Can you put every line of the records below into a Markdown table with the columns "Row" and "Line", leaving out any blank lines?
═══ WORKING DATA ═══
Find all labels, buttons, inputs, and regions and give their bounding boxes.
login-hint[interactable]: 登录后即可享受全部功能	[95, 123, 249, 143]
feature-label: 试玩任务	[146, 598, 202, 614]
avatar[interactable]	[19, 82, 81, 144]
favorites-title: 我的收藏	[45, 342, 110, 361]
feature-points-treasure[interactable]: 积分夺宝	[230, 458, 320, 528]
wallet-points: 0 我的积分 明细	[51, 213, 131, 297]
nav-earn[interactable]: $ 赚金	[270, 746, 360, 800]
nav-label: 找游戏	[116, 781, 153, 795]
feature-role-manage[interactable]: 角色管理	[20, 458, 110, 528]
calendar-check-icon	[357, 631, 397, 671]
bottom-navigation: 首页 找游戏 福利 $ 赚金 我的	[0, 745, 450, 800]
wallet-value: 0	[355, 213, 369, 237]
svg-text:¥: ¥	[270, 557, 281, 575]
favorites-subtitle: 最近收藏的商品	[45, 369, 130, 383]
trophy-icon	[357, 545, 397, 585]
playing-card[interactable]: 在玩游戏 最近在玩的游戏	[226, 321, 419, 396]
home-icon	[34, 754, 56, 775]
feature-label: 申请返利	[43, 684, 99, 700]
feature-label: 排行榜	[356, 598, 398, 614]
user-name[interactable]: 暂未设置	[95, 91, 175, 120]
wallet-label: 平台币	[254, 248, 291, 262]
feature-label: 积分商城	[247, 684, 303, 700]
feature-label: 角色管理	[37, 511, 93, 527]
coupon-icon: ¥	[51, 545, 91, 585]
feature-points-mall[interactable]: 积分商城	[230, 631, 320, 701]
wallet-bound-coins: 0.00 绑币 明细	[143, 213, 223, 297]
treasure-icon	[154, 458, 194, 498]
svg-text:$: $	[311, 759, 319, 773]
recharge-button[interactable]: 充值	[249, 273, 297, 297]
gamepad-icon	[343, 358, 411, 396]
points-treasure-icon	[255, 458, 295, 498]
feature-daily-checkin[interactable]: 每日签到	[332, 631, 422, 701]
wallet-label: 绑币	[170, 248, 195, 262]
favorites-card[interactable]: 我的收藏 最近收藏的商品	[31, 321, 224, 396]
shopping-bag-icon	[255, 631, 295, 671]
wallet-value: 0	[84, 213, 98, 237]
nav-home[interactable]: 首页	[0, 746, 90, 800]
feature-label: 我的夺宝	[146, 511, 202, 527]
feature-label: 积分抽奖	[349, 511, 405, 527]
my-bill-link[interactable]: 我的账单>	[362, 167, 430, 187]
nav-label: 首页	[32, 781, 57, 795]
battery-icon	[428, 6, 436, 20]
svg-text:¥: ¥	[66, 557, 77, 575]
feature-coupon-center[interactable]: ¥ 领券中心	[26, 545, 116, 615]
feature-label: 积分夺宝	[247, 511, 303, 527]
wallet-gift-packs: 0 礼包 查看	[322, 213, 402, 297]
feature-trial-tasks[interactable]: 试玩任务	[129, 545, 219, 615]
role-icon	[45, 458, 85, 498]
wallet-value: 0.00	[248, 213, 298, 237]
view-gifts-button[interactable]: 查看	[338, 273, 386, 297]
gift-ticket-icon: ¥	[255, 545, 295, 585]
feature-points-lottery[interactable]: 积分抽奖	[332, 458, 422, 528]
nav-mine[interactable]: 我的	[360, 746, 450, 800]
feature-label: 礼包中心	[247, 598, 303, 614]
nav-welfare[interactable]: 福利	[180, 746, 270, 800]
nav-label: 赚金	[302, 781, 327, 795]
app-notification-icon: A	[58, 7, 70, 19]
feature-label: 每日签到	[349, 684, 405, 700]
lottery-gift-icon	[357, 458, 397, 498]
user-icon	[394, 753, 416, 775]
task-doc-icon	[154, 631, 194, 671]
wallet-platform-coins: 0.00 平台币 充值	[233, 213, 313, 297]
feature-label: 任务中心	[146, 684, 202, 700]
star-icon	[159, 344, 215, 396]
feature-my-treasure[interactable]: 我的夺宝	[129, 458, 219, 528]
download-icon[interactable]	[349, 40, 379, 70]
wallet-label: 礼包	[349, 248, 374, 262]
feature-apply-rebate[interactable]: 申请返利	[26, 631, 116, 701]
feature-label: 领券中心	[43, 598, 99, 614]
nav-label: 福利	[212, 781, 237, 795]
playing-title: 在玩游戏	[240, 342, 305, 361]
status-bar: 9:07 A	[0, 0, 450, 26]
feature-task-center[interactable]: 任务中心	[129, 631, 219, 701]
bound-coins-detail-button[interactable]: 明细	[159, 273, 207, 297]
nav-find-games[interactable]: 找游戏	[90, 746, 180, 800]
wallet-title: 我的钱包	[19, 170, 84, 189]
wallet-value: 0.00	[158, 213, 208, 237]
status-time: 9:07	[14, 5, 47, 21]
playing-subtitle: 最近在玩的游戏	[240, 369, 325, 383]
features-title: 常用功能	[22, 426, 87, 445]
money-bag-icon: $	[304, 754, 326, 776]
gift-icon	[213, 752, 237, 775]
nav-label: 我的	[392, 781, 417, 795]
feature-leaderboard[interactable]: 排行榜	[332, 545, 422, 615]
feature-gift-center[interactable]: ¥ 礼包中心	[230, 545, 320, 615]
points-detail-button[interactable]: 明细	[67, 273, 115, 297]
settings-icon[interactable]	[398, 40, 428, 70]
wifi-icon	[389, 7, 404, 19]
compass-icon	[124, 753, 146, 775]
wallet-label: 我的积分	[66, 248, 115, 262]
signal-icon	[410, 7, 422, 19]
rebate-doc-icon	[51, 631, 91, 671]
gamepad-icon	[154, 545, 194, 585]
═══
FULL RESPONSE
| Row | Line |
|---|---|
| 1 | Find all labels, buttons, inputs, and regions and give their bounding boxes. |
| 2 | login-hint[interactable]: 登录后即可享受全部功能	[95, 123, 249, 143] |
| 3 | feature-label: 试玩任务	[146, 598, 202, 614] |
| 4 | avatar[interactable]	[19, 82, 81, 144] |
| 5 | favorites-title: 我的收藏	[45, 342, 110, 361] |
| 6 | feature-points-treasure[interactable]: 积分夺宝	[230, 458, 320, 528] |
| 7 | wallet-points: 0 我的积分 明细	[51, 213, 131, 297] |
| 8 | nav-earn[interactable]: $ 赚金	[270, 746, 360, 800] |
| 9 | nav-label: 找游戏	[116, 781, 153, 795] |
| 10 | feature-role-manage[interactable]: 角色管理	[20, 458, 110, 528] |
| 11 | calendar-check-icon	[357, 631, 397, 671] |
| 12 | bottom-navigation: 首页 找游戏 福利 $ 赚金 我的	[0, 745, 450, 800] |
| 13 | wallet-value: 0	[355, 213, 369, 237] |
| 14 | svg-text:¥: ¥	[270, 557, 281, 575] |
| 15 | favorites-subtitle: 最近收藏的商品	[45, 369, 130, 383] |
| 16 | trophy-icon	[357, 545, 397, 585] |
| 17 | playing-card[interactable]: 在玩游戏 最近在玩的游戏	[226, 321, 419, 396] |
| 18 | home-icon	[34, 754, 56, 775] |
| 19 | feature-label: 申请返利	[43, 684, 99, 700] |
| 20 | feature-label: 排行榜	[356, 598, 398, 614] |
| 21 | user-name[interactable]: 暂未设置	[95, 91, 175, 120] |
| 22 | wallet-label: 平台币	[254, 248, 291, 262] |
| 23 | feature-label: 积分商城	[247, 684, 303, 700] |
| 24 | feature-label: 角色管理	[37, 511, 93, 527] |
| 25 | coupon-icon: ¥	[51, 545, 91, 585] |
| 26 | feature-points-mall[interactable]: 积分商城	[230, 631, 320, 701] |
| 27 | wallet-bound-coins: 0.00 绑币 明细	[143, 213, 223, 297] |
| 28 | treasure-icon	[154, 458, 194, 498] |
| 29 | svg-text:$: $	[311, 759, 319, 773] |
| 30 | recharge-button[interactable]: 充值	[249, 273, 297, 297] |
| 31 | gamepad-icon	[343, 358, 411, 396] |
| 32 | points-treasure-icon	[255, 458, 295, 498] |
| 33 | feature-daily-checkin[interactable]: 每日签到	[332, 631, 422, 701] |
| 34 | wallet-label: 绑币	[170, 248, 195, 262] |
| 35 | favorites-card[interactable]: 我的收藏 最近收藏的商品	[31, 321, 224, 396] |
| 36 | shopping-bag-icon	[255, 631, 295, 671] |
| 37 | wallet-value: 0	[84, 213, 98, 237] |
| 38 | nav-home[interactable]: 首页	[0, 746, 90, 800] |
| 39 | feature-label: 我的夺宝	[146, 511, 202, 527] |
| 40 | feature-label: 积分抽奖	[349, 511, 405, 527] |
| 41 | my-bill-link[interactable]: 我的账单>	[362, 167, 430, 187] |
| 42 | nav-label: 首页	[32, 781, 57, 795] |
| 43 | battery-icon	[428, 6, 436, 20] |
| 44 | svg-text:¥: ¥	[66, 557, 77, 575] |
| 45 | feature-coupon-center[interactable]: ¥ 领券中心	[26, 545, 116, 615] |
| 46 | feature-label: 积分夺宝	[247, 511, 303, 527] |
| 47 | wallet-gift-packs: 0 礼包 查看	[322, 213, 402, 297] |
| 48 | feature-trial-tasks[interactable]: 试玩任务	[129, 545, 219, 615] |
| 49 | role-icon	[45, 458, 85, 498] |
| 50 | wallet-value: 0.00	[248, 213, 298, 237] |
| 51 | view-gifts-button[interactable]: 查看	[338, 273, 386, 297] |
| 52 | gift-ticket-icon: ¥	[255, 545, 295, 585] |
| 53 | feature-points-lottery[interactable]: 积分抽奖	[332, 458, 422, 528] |
| 54 | nav-mine[interactable]: 我的	[360, 746, 450, 800] |
| 55 | feature-label: 礼包中心	[247, 598, 303, 614] |
| 56 | nav-welfare[interactable]: 福利	[180, 746, 270, 800] |
| 57 | nav-label: 赚金	[302, 781, 327, 795] |
| 58 | app-notification-icon: A	[58, 7, 70, 19] |
| 59 | feature-label: 每日签到	[349, 684, 405, 700] |
| 60 | lottery-gift-icon	[357, 458, 397, 498] |
| 61 | user-icon	[394, 753, 416, 775] |
| 62 | task-doc-icon	[154, 631, 194, 671] |
| 63 | wallet-platform-coins: 0.00 平台币 充值	[233, 213, 313, 297] |
| 64 | feature-label: 任务中心	[146, 684, 202, 700] |
| 65 | star-icon	[159, 344, 215, 396] |
| 66 | feature-my-treasure[interactable]: 我的夺宝	[129, 458, 219, 528] |
| 67 | download-icon[interactable]	[349, 40, 379, 70] |
| 68 | wallet-label: 礼包	[349, 248, 374, 262] |
| 69 | feature-apply-rebate[interactable]: 申请返利	[26, 631, 116, 701] |
| 70 | feature-label: 领券中心	[43, 598, 99, 614] |
| 71 | nav-label: 福利	[212, 781, 237, 795] |
| 72 | playing-title: 在玩游戏	[240, 342, 305, 361] |
| 73 | status-bar: 9:07 A	[0, 0, 450, 26] |
| 74 | feature-task-center[interactable]: 任务中心	[129, 631, 219, 701] |
| 75 | bound-coins-detail-button[interactable]: 明细	[159, 273, 207, 297] |
| 76 | nav-find-games[interactable]: 找游戏	[90, 746, 180, 800] |
| 77 | wallet-title: 我的钱包	[19, 170, 84, 189] |
| 78 | wallet-value: 0.00	[158, 213, 208, 237] |
| 79 | status-time: 9:07	[14, 5, 47, 21] |
| 80 | playing-subtitle: 最近在玩的游戏	[240, 369, 325, 383] |
| 81 | features-title: 常用功能	[22, 426, 87, 445] |
| 82 | money-bag-icon: $	[304, 754, 326, 776] |
| 83 | gift-icon	[213, 752, 237, 775] |
| 84 | nav-label: 我的	[392, 781, 417, 795] |
| 85 | feature-leaderboard[interactable]: 排行榜	[332, 545, 422, 615] |
| 86 | feature-gift-center[interactable]: ¥ 礼包中心	[230, 545, 320, 615] |
| 87 | points-detail-button[interactable]: 明细	[67, 273, 115, 297] |
| 88 | settings-icon[interactable]	[398, 40, 428, 70] |
| 89 | wifi-icon	[389, 7, 404, 19] |
| 90 | compass-icon	[124, 753, 146, 775] |
| 91 | wallet-label: 我的积分	[66, 248, 115, 262] |
| 92 | signal-icon	[410, 7, 422, 19] |
| 93 | rebate-doc-icon	[51, 631, 91, 671] |
| 94 | gamepad-icon	[154, 545, 194, 585] |